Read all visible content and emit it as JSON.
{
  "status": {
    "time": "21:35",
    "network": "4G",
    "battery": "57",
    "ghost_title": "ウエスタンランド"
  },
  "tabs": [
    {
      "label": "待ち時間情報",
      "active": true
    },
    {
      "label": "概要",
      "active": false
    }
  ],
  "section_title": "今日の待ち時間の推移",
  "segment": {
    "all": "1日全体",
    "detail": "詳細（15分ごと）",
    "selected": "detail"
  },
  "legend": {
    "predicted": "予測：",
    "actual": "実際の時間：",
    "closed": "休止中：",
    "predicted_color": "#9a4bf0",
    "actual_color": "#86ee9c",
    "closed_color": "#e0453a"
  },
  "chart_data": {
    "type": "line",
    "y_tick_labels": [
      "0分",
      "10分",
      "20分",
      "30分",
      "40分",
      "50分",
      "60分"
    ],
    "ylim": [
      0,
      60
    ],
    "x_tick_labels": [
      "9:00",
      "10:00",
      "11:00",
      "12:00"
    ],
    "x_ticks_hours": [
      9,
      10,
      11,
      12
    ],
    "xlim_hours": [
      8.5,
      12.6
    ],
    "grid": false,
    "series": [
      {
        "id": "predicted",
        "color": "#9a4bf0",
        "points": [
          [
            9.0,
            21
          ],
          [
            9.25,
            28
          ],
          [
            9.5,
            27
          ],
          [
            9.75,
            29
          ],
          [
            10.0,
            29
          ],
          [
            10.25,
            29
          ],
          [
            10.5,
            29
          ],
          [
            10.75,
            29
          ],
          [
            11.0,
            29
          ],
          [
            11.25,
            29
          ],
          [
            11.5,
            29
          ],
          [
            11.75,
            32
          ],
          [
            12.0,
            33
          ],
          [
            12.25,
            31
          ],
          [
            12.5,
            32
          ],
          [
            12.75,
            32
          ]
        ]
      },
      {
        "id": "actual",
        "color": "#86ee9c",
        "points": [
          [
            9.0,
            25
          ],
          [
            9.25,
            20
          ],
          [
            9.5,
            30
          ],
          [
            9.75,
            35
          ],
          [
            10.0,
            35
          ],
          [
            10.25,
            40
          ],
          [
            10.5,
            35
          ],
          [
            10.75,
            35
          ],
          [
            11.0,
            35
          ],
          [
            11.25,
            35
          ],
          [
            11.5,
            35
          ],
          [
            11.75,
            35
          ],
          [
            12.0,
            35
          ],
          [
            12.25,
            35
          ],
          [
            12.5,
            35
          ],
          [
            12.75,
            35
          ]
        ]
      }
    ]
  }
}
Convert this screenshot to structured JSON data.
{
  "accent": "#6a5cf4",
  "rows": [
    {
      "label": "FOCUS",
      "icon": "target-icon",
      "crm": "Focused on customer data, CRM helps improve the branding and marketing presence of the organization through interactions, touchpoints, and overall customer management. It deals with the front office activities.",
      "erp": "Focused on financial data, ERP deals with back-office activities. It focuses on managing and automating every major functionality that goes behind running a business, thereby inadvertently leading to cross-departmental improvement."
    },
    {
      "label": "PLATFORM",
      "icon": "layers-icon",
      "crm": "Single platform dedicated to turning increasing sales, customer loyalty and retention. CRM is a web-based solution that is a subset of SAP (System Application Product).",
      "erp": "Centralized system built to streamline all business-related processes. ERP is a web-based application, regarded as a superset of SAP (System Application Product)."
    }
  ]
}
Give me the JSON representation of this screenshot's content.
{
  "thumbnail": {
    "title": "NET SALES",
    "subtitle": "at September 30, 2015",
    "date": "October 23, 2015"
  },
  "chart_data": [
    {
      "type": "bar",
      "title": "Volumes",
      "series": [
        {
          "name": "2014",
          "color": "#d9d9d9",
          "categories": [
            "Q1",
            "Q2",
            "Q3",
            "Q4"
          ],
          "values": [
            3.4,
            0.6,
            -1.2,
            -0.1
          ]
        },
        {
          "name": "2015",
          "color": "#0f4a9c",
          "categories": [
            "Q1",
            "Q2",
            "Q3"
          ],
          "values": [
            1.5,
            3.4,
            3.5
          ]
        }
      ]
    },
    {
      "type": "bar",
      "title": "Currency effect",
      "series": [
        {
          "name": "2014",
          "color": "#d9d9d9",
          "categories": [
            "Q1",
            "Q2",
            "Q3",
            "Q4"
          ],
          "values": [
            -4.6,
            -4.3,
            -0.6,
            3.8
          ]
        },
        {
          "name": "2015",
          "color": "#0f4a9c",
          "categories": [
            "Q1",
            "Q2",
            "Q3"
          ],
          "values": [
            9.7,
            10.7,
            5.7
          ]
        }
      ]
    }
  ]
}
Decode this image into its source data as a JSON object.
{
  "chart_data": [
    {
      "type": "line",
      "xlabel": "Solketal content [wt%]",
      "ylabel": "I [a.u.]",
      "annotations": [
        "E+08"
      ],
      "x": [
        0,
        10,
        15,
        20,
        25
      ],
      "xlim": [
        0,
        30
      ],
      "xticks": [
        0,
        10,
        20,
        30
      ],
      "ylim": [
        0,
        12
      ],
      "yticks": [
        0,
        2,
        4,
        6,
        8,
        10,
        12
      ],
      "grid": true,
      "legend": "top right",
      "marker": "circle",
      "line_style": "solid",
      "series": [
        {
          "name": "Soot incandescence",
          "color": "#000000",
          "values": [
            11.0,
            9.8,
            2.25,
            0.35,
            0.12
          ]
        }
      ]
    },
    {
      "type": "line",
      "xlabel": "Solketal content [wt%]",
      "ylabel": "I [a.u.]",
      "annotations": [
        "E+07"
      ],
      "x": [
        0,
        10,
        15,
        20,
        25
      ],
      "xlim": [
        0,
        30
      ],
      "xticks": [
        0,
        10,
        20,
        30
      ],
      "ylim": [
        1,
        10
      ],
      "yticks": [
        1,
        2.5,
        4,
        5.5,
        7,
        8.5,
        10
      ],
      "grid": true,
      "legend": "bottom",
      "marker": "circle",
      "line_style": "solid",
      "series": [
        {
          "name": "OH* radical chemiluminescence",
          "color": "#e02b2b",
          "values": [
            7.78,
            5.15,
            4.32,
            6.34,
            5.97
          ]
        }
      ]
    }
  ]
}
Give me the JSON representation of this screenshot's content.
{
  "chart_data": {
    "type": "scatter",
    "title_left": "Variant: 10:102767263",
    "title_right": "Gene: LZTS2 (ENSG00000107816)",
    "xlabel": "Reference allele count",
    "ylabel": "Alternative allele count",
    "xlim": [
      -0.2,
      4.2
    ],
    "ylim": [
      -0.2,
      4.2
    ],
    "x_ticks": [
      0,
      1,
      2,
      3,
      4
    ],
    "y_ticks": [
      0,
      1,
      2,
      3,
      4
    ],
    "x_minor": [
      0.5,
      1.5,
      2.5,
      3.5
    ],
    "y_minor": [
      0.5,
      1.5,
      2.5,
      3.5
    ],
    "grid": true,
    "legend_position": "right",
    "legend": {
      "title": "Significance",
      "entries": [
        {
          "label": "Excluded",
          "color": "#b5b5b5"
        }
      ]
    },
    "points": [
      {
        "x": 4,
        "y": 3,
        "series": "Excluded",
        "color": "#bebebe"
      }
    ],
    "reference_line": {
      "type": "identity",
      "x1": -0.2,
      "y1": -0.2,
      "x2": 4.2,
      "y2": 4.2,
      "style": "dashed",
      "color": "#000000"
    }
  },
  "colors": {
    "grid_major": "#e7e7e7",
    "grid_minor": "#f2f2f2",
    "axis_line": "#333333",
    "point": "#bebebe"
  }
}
◇ ◇ ◇ ◇ ◇ ◇ ◇
Output all of the data above without any alteration.

Read all visible content and emit it as JSON.
{
  "status": {
    "time": "21:35",
    "network": "4G",
    "battery": "57",
    "ghost_title": "ウエスタンランド"
  },
  "tabs": [
    {
      "label": "待ち時間情報",
      "active": true
    },
    {
      "label": "概要",
      "active": false
    }
  ],
  "section_title": "今日の待ち時間の推移",
  "segment": {
    "all": "1日全体",
    "detail": "詳細（15分ごと）",
    "selected": "detail"
  },
  "legend": {
    "predicted": "予測：",
    "actual": "実際の時間：",
    "closed": "休止中：",
    "predicted_color": "#9a4bf0",
    "actual_color": "#86ee9c",
    "closed_color": "#e0453a"
  },
  "chart_data": {
    "type": "line",
    "y_tick_labels": [
      "0分",
      "10分",
      "20分",
      "30分",
      "40分",
      "50分",
      "60分"
    ],
    "ylim": [
      0,
      60
    ],
    "x_tick_labels": [
      "9:00",
      "10:00",
      "11:00",
      "12:00"
    ],
    "x_ticks_hours": [
      9,
      10,
      11,
      12
    ],
    "xlim_hours": [
      8.5,
      12.6
    ],
    "grid": false,
    "series": [
      {
        "id": "predicted",
        "color": "#9a4bf0",
        "points": [
          [
            9.0,
            21
          ],
          [
            9.25,
            28
          ],
          [
            9.5,
            27
          ],
          [
            9.75,
            29
          ],
          [
            10.0,
            29
          ],
          [
            10.25,
            29
          ],
          [
            10.5,
            29
          ],
          [
            10.75,
            29
          ],
          [
            11.0,
            29
          ],
          [
            11.25,
            29
          ],
          [
            11.5,
            29
          ],
          [
            11.75,
            32
          ],
          [
            12.0,
            33
          ],
          [
            12.25,
            31
          ],
          [
            12.5,
            32
          ],
          [
            12.75,
            32
          ]
        ]
      },
      {
        "id": "actual",
        "color": "#86ee9c",
        "points": [
          [
            9.0,
            25
          ],
          [
            9.25,
            20
          ],
          [
            9.5,
            30
          ],
          [
            9.75,
            35
          ],
          [
            10.0,
            35
          ],
          [
            10.25,
            40
          ],
          [
            10.5,
            35
          ],
          [
            10.75,
            35
          ],
          [
            11.0,
            35
          ],
          [
            11.25,
            35
          ],
          [
            11.5,
            35
          ],
          [
            11.75,
            35
          ],
          [
            12.0,
            35
          ],
          [
            12.25,
            35
          ],
          [
            12.5,
            35
          ],
          [
            12.75,
            35
          ]
        ]
      }
    ]
  }
}
Convert this screenshot to structured JSON data.
{
  "accent": "#6a5cf4",
  "rows": [
    {
      "label": "FOCUS",
      "icon": "target-icon",
      "crm": "Focused on customer data, CRM helps improve the branding and marketing presence of the organization through interactions, touchpoints, and overall customer management. It deals with the front office activities.",
      "erp": "Focused on financial data, ERP deals with back-office activities. It focuses on managing and automating every major functionality that goes behind running a business, thereby inadvertently leading to cross-departmental improvement."
    },
    {
      "label": "PLATFORM",
      "icon": "layers-icon",
      "crm": "Single platform dedicated to turning increasing sales, customer loyalty and retention. CRM is a web-based solution that is a subset of SAP (System Application Product).",
      "erp": "Centralized system built to streamline all business-related processes. ERP is a web-based application, regarded as a superset of SAP (System Application Product)."
    }
  ]
}
Give me the JSON representation of this screenshot's content.
{
  "thumbnail": {
    "title": "NET SALES",
    "subtitle": "at September 30, 2015",
    "date": "October 23, 2015"
  },
  "chart_data": [
    {
      "type": "bar",
      "title": "Volumes",
      "series": [
        {
          "name": "2014",
          "color": "#d9d9d9",
          "categories": [
            "Q1",
            "Q2",
            "Q3",
            "Q4"
          ],
          "values": [
            3.4,
            0.6,
            -1.2,
            -0.1
          ]
        },
        {
          "name": "2015",
          "color": "#0f4a9c",
          "categories": [
            "Q1",
            "Q2",
            "Q3"
          ],
          "values": [
            1.5,
            3.4,
            3.5
          ]
        }
      ]
    },
    {
      "type": "bar",
      "title": "Currency effect",
      "series": [
        {
          "name": "2014",
          "color": "#d9d9d9",
          "categories": [
            "Q1",
            "Q2",
            "Q3",
            "Q4"
          ],
          "values": [
            -4.6,
            -4.3,
            -0.6,
            3.8
          ]
        },
        {
          "name": "2015",
          "color": "#0f4a9c",
          "categories": [
            "Q1",
            "Q2",
            "Q3"
          ],
          "values": [
            9.7,
            10.7,
            5.7
          ]
        }
      ]
    }
  ]
}
Decode this image into its source data as a JSON object.
{
  "chart_data": [
    {
      "type": "line",
      "xlabel": "Solketal content [wt%]",
      "ylabel": "I [a.u.]",
      "annotations": [
        "E+08"
      ],
      "x": [
        0,
        10,
        15,
        20,
        25
      ],
      "xlim": [
        0,
        30
      ],
      "xticks": [
        0,
        10,
        20,
        30
      ],
      "ylim": [
        0,
        12
      ],
      "yticks": [
        0,
        2,
        4,
        6,
        8,
        10,
        12
      ],
      "grid": true,
      "legend": "top right",
      "marker": "circle",
      "line_style": "solid",
      "series": [
        {
          "name": "Soot incandescence",
          "color": "#000000",
          "values": [
            11.0,
            9.8,
            2.25,
            0.35,
            0.12
          ]
        }
      ]
    },
    {
      "type": "line",
      "xlabel": "Solketal content [wt%]",
      "ylabel": "I [a.u.]",
      "annotations": [
        "E+07"
      ],
      "x": [
        0,
        10,
        15,
        20,
        25
      ],
      "xlim": [
        0,
        30
      ],
      "xticks": [
        0,
        10,
        20,
        30
      ],
      "ylim": [
        1,
        10
      ],
      "yticks": [
        1,
        2.5,
        4,
        5.5,
        7,
        8.5,
        10
      ],
      "grid": true,
      "legend": "bottom",
      "marker": "circle",
      "line_style": "solid",
      "series": [
        {
          "name": "OH* radical chemiluminescence",
          "color": "#e02b2b",
          "values": [
            7.78,
            5.15,
            4.32,
            6.34,
            5.97
          ]
        }
      ]
    }
  ]
}
Give me the JSON representation of this screenshot's content.
{
  "chart_data": {
    "type": "scatter",
    "title_left": "Variant: 10:102767263",
    "title_right": "Gene: LZTS2 (ENSG00000107816)",
    "xlabel": "Reference allele count",
    "ylabel": "Alternative allele count",
    "xlim": [
      -0.2,
      4.2
    ],
    "ylim": [
      -0.2,
      4.2
    ],
    "x_ticks": [
      0,
      1,
      2,
      3,
      4
    ],
    "y_ticks": [
      0,
      1,
      2,
      3,
      4
    ],
    "x_minor": [
      0.5,
      1.5,
      2.5,
      3.5
    ],
    "y_minor": [
      0.5,
      1.5,
      2.5,
      3.5
    ],
    "grid": true,
    "legend_position": "right",
    "legend": {
      "title": "Significance",
      "entries": [
        {
          "label": "Excluded",
          "color": "#b5b5b5"
        }
      ]
    },
    "points": [
      {
        "x": 4,
        "y": 3,
        "series": "Excluded",
        "color": "#bebebe"
      }
    ],
    "reference_line": {
      "type": "identity",
      "x1": -0.2,
      "y1": -0.2,
      "x2": 4.2,
      "y2": 4.2,
      "style": "dashed",
      "color": "#000000"
    }
  },
  "colors": {
    "grid_major": "#e7e7e7",
    "grid_minor": "#f2f2f2",
    "axis_line": "#333333",
    "point": "#bebebe"
  }
}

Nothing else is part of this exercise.